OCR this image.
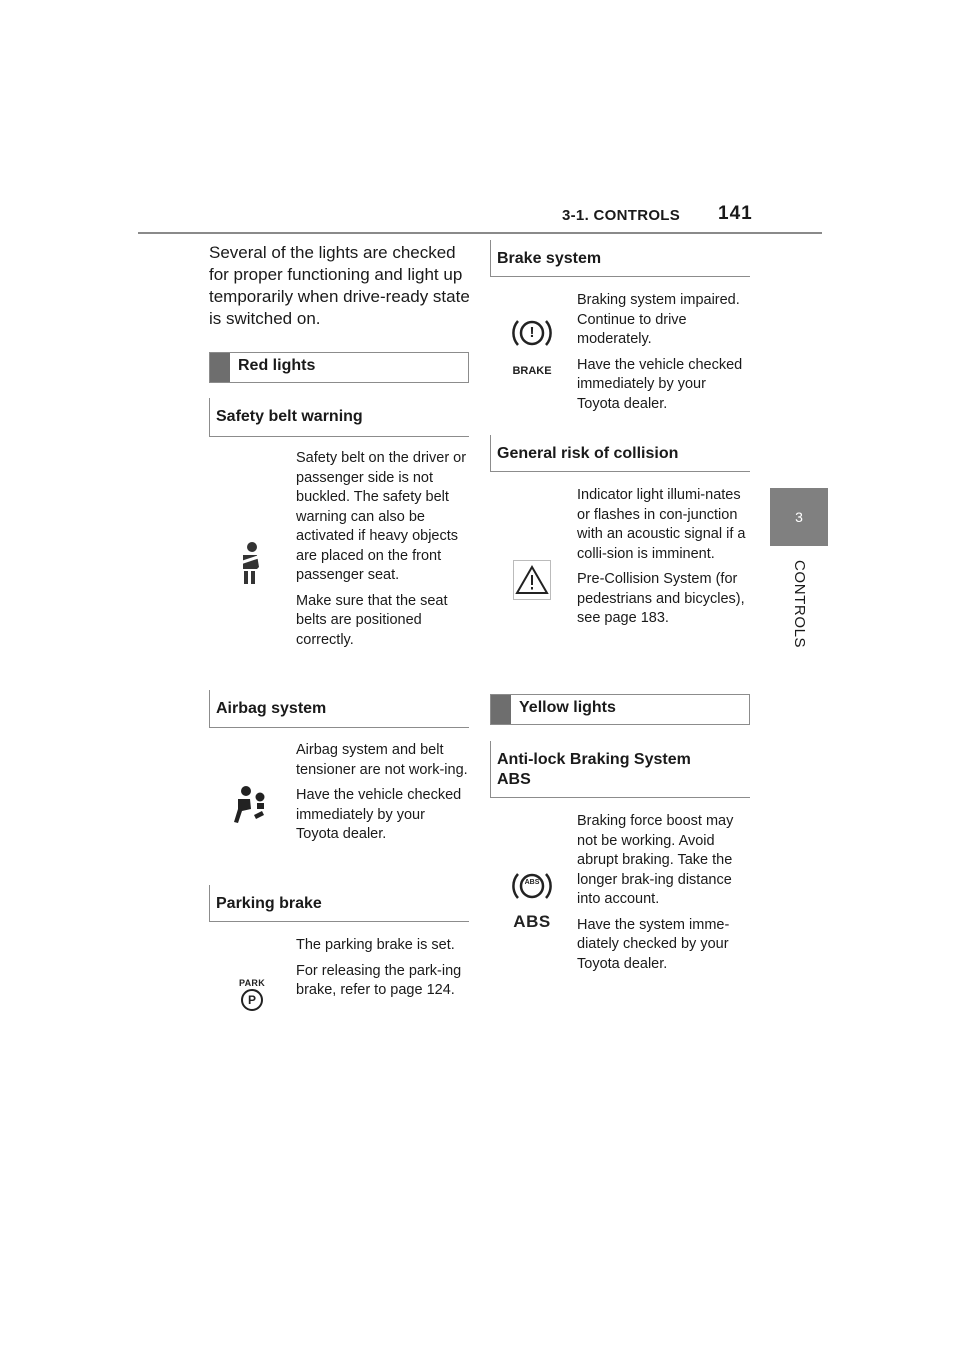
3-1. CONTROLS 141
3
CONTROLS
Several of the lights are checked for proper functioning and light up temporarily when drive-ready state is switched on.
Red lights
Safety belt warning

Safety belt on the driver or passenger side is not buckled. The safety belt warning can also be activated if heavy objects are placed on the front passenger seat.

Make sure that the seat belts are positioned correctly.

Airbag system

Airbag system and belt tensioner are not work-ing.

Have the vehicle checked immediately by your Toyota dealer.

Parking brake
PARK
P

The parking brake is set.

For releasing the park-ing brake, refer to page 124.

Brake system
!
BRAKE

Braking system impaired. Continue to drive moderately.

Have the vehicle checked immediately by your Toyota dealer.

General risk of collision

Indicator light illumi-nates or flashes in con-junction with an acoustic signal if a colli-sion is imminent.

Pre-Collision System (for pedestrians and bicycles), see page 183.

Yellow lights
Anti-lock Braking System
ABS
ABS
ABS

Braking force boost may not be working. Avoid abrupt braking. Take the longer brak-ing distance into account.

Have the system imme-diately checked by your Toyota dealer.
☆ ☆ ☆ ☆ ☆ ☆ ☆
Your task is to report how many lines of the material include the string "Braking". Give the number and no other words.

▶ _Exercise answer_: 3